**What to do:**
Hunt for the word "should" across the entries below, copying each line that holds it.

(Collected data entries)
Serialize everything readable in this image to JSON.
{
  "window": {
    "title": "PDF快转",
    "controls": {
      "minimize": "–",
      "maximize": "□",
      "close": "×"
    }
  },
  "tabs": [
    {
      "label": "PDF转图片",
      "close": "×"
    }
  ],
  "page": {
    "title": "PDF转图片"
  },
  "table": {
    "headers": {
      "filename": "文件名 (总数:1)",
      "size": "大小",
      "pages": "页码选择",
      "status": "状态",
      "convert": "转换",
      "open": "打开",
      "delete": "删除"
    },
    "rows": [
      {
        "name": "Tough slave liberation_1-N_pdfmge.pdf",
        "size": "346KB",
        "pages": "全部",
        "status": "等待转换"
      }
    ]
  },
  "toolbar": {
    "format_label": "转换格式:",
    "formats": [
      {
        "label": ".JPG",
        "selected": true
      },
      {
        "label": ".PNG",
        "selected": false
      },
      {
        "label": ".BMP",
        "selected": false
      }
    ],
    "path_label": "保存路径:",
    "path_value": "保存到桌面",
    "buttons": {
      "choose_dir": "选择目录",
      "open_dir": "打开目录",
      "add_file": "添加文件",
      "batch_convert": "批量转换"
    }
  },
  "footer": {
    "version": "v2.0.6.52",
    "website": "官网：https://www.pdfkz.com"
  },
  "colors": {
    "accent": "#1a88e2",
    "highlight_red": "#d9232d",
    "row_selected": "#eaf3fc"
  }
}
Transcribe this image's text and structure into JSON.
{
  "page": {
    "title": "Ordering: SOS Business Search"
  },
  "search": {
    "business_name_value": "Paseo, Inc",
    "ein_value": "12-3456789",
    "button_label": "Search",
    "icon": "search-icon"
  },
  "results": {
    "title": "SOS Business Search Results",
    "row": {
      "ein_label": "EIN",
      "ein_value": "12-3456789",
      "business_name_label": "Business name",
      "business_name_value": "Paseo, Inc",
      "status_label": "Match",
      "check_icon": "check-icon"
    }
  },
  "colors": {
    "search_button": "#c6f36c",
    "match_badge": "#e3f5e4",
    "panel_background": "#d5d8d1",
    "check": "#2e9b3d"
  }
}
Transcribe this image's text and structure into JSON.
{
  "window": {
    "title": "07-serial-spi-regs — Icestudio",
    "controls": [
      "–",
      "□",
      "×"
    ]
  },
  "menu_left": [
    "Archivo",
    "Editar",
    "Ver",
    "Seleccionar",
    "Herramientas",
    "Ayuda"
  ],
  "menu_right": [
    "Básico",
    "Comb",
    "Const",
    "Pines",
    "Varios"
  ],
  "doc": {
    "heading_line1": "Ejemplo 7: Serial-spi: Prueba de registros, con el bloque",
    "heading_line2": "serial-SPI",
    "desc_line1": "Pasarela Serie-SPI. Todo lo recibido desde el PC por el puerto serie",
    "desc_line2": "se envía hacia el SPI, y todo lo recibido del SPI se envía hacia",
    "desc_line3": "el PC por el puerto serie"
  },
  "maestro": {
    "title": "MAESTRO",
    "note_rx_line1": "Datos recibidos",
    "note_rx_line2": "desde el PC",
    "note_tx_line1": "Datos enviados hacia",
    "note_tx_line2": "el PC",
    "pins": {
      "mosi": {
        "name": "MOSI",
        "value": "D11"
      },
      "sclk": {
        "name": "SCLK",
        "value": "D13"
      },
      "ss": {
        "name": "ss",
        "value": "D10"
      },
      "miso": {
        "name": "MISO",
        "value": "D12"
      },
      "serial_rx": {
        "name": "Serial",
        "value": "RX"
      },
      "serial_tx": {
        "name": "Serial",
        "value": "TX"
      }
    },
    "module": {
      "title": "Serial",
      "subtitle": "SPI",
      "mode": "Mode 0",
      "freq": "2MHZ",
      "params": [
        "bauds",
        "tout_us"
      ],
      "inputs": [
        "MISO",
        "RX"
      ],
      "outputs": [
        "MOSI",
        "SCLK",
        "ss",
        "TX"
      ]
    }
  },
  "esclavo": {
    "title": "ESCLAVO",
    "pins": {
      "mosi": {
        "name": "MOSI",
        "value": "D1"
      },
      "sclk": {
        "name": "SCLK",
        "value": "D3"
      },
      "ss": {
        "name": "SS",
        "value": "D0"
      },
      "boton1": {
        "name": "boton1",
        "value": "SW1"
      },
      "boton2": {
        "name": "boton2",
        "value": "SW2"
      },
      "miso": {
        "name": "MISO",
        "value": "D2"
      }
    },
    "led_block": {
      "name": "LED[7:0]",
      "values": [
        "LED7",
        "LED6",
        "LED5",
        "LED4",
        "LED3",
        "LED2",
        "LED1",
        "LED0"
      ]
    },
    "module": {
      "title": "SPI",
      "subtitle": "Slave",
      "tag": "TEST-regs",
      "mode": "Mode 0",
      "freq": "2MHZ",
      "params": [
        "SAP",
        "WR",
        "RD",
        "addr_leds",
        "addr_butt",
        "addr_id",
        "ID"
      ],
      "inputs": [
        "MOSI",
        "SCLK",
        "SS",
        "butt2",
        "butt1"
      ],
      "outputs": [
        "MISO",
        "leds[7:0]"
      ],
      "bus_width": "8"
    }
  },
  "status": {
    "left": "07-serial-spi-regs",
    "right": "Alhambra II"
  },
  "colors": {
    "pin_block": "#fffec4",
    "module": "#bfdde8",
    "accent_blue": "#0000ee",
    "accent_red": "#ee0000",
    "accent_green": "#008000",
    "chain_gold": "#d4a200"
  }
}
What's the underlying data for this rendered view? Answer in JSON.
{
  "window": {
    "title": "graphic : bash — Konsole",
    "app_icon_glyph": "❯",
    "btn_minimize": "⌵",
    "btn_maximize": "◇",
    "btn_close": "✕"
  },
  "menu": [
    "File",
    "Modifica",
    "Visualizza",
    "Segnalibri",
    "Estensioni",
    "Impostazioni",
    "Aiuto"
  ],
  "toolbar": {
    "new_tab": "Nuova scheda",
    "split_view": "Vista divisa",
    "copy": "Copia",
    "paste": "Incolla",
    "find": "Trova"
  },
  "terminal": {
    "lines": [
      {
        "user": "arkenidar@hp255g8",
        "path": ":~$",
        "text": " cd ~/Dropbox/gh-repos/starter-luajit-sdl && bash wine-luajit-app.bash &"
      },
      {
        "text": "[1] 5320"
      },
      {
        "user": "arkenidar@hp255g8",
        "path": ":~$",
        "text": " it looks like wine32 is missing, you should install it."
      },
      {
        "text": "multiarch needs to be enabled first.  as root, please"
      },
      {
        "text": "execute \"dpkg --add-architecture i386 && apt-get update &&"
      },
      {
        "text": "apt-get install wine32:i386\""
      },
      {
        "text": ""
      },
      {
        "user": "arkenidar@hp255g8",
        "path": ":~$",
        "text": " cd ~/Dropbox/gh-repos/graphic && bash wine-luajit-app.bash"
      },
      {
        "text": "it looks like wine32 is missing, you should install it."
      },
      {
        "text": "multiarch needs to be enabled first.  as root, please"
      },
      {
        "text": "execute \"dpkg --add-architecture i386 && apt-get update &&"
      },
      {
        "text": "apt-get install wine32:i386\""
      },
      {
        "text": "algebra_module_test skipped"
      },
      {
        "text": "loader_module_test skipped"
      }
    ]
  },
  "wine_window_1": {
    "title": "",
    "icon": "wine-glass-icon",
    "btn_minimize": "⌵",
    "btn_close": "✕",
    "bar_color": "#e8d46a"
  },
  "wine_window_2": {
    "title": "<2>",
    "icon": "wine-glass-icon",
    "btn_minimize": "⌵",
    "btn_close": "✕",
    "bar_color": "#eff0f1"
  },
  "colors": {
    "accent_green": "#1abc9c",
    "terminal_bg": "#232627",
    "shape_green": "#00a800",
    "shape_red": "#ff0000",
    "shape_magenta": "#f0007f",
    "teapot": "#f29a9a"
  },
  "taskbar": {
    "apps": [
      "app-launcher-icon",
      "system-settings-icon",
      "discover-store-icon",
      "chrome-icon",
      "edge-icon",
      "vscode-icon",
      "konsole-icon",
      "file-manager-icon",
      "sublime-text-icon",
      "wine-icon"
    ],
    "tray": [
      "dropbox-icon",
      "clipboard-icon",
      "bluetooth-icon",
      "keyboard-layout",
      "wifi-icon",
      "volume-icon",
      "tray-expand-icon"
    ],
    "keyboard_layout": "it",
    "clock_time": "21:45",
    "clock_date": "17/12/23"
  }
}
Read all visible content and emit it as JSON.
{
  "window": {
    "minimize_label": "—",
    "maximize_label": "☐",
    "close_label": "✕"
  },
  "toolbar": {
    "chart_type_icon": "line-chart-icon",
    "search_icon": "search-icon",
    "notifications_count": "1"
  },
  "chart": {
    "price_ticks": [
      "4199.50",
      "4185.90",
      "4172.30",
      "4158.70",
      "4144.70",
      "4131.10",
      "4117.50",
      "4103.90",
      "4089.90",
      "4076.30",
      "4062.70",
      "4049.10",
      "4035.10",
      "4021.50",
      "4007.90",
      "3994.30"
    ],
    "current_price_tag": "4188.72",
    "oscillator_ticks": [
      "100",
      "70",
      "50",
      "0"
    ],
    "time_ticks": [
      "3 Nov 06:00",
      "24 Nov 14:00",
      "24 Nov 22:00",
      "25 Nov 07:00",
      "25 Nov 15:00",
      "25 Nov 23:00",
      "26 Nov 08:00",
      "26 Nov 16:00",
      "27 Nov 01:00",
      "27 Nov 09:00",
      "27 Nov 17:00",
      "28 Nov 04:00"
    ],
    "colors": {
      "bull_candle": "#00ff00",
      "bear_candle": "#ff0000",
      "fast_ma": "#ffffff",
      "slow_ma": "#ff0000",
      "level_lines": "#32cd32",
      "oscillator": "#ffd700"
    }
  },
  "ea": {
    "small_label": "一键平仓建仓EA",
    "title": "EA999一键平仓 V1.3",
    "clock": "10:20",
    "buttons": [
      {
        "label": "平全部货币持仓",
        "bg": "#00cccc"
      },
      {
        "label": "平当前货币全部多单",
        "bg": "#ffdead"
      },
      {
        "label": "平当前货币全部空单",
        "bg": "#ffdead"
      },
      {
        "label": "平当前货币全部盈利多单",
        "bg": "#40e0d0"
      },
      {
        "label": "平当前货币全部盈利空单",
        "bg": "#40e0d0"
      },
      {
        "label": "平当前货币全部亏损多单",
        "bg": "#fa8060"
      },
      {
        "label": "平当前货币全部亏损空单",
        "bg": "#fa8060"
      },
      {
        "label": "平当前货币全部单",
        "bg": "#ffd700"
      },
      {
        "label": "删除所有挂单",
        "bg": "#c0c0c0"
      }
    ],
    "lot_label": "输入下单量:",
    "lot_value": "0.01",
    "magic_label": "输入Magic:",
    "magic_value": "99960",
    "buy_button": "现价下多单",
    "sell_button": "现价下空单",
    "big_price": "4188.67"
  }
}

**Response to the task:**
        "text": " it looks like wine32 is missing, you should install it."
        "text": "it looks like wine32 is missing, you should install it."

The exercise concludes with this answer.